* [Listed records]

• • •

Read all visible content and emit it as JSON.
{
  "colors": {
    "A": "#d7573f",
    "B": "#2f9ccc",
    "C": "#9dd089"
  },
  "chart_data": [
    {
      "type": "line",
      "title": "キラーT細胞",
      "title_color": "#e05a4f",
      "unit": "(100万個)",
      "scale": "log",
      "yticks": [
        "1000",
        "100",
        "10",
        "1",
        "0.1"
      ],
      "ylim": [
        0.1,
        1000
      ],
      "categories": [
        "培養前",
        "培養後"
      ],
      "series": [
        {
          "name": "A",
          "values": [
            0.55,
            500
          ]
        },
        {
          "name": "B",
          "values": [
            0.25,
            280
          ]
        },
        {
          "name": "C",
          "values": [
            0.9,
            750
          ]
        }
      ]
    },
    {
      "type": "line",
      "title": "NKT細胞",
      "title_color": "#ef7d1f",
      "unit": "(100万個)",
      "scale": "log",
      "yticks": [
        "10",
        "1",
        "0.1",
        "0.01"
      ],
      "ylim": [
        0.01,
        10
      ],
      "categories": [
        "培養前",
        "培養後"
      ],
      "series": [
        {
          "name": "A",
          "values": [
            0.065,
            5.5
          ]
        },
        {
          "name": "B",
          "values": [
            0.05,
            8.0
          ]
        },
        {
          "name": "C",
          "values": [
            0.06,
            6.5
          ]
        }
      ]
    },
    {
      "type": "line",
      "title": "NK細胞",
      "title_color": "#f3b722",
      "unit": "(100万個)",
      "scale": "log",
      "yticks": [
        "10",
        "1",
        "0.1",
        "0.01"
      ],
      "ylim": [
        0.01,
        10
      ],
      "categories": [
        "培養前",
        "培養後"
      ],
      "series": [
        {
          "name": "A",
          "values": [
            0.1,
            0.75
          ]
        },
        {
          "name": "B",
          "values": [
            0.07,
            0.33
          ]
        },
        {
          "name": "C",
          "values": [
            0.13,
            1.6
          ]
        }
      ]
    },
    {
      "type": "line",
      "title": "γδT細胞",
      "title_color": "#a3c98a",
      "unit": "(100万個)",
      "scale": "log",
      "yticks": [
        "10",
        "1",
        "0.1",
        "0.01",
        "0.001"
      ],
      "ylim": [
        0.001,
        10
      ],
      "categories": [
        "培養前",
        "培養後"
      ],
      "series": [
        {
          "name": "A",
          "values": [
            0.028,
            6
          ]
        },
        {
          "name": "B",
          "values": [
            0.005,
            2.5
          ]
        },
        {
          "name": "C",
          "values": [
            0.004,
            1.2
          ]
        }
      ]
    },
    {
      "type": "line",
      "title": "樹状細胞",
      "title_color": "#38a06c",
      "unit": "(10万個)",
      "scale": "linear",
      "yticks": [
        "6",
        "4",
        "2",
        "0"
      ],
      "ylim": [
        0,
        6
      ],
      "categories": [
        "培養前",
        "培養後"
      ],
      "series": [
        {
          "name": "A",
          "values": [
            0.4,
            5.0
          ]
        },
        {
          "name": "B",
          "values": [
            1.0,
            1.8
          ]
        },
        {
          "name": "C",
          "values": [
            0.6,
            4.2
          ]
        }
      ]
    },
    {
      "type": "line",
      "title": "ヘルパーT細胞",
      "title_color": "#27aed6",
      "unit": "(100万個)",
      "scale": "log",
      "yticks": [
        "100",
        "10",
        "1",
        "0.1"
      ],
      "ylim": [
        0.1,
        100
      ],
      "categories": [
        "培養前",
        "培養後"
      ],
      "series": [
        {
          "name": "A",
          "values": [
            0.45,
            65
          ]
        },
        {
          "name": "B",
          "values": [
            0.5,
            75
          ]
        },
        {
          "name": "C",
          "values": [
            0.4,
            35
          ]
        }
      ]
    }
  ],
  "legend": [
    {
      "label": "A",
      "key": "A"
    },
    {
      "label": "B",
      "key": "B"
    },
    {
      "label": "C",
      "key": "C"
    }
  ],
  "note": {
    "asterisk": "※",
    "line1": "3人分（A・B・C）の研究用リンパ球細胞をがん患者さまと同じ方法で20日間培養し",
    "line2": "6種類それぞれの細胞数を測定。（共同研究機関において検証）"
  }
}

• • •

* [What to produce] Take the entries and copy them out exactly.

* [Written response]
Read all visible content and emit it as JSON.
{
  "colors": {
    "A": "#d7573f",
    "B": "#2f9ccc",
    "C": "#9dd089"
  },
  "chart_data": [
    {
      "type": "line",
      "title": "キラーT細胞",
      "title_color": "#e05a4f",
      "unit": "(100万個)",
      "scale": "log",
      "yticks": [
        "1000",
        "100",
        "10",
        "1",
        "0.1"
      ],
      "ylim": [
        0.1,
        1000
      ],
      "categories": [
        "培養前",
        "培養後"
      ],
      "series": [
        {
          "name": "A",
          "values": [
            0.55,
            500
          ]
        },
        {
          "name": "B",
          "values": [
            0.25,
            280
          ]
        },
        {
          "name": "C",
          "values": [
            0.9,
            750
          ]
        }
      ]
    },
    {
      "type": "line",
      "title": "NKT細胞",
      "title_color": "#ef7d1f",
      "unit": "(100万個)",
      "scale": "log",
      "yticks": [
        "10",
        "1",
        "0.1",
        "0.01"
      ],
      "ylim": [
        0.01,
        10
      ],
      "categories": [
        "培養前",
        "培養後"
      ],
      "series": [
        {
          "name": "A",
          "values": [
            0.065,
            5.5
          ]
        },
        {
          "name": "B",
          "values": [
            0.05,
            8.0
          ]
        },
        {
          "name": "C",
          "values": [
            0.06,
            6.5
          ]
        }
      ]
    },
    {
      "type": "line",
      "title": "NK細胞",
      "title_color": "#f3b722",
      "unit": "(100万個)",
      "scale": "log",
      "yticks": [
        "10",
        "1",
        "0.1",
        "0.01"
      ],
      "ylim": [
        0.01,
        10
      ],
      "categories": [
        "培養前",
        "培養後"
      ],
      "series": [
        {
          "name": "A",
          "values": [
            0.1,
            0.75
          ]
        },
        {
          "name": "B",
          "values": [
            0.07,
            0.33
          ]
        },
        {
          "name": "C",
          "values": [
            0.13,
            1.6
          ]
        }
      ]
    },
    {
      "type": "line",
      "title": "γδT細胞",
      "title_color": "#a3c98a",
      "unit": "(100万個)",
      "scale": "log",
      "yticks": [
        "10",
        "1",
        "0.1",
        "0.01",
        "0.001"
      ],
      "ylim": [
        0.001,
        10
      ],
      "categories": [
        "培養前",
        "培養後"
      ],
      "series": [
        {
          "name": "A",
          "values": [
            0.028,
            6
          ]
        },
        {
          "name": "B",
          "values": [
            0.005,
            2.5
          ]
        },
        {
          "name": "C",
          "values": [
            0.004,
            1.2
          ]
        }
      ]
    },
    {
      "type": "line",
      "title": "樹状細胞",
      "title_color": "#38a06c",
      "unit": "(10万個)",
      "scale": "linear",
      "yticks": [
        "6",
        "4",
        "2",
        "0"
      ],
      "ylim": [
        0,
        6
      ],
      "categories": [
        "培養前",
        "培養後"
      ],
      "series": [
        {
          "name": "A",
          "values": [
            0.4,
            5.0
          ]
        },
        {
          "name": "B",
          "values": [
            1.0,
            1.8
          ]
        },
        {
          "name": "C",
          "values": [
            0.6,
            4.2
          ]
        }
      ]
    },
    {
      "type": "line",
      "title": "ヘルパーT細胞",
      "title_color": "#27aed6",
      "unit": "(100万個)",
      "scale": "log",
      "yticks": [
        "100",
        "10",
        "1",
        "0.1"
      ],
      "ylim": [
        0.1,
        100
      ],
      "categories": [
        "培養前",
        "培養後"
      ],
      "series": [
        {
          "name": "A",
          "values": [
            0.45,
            65
          ]
        },
        {
          "name": "B",
          "values": [
            0.5,
            75
          ]
        },
        {
          "name": "C",
          "values": [
            0.4,
            35
          ]
        }
      ]
    }
  ],
  "legend": [
    {
      "label": "A",
      "key": "A"
    },
    {
      "label": "B",
      "key": "B"
    },
    {
      "label": "C",
      "key": "C"
    }
  ],
  "note": {
    "asterisk": "※",
    "line1": "3人分（A・B・C）の研究用リンパ球細胞をがん患者さまと同じ方法で20日間培養し",
    "line2": "6種類それぞれの細胞数を測定。（共同研究機関において検証）"
  }
}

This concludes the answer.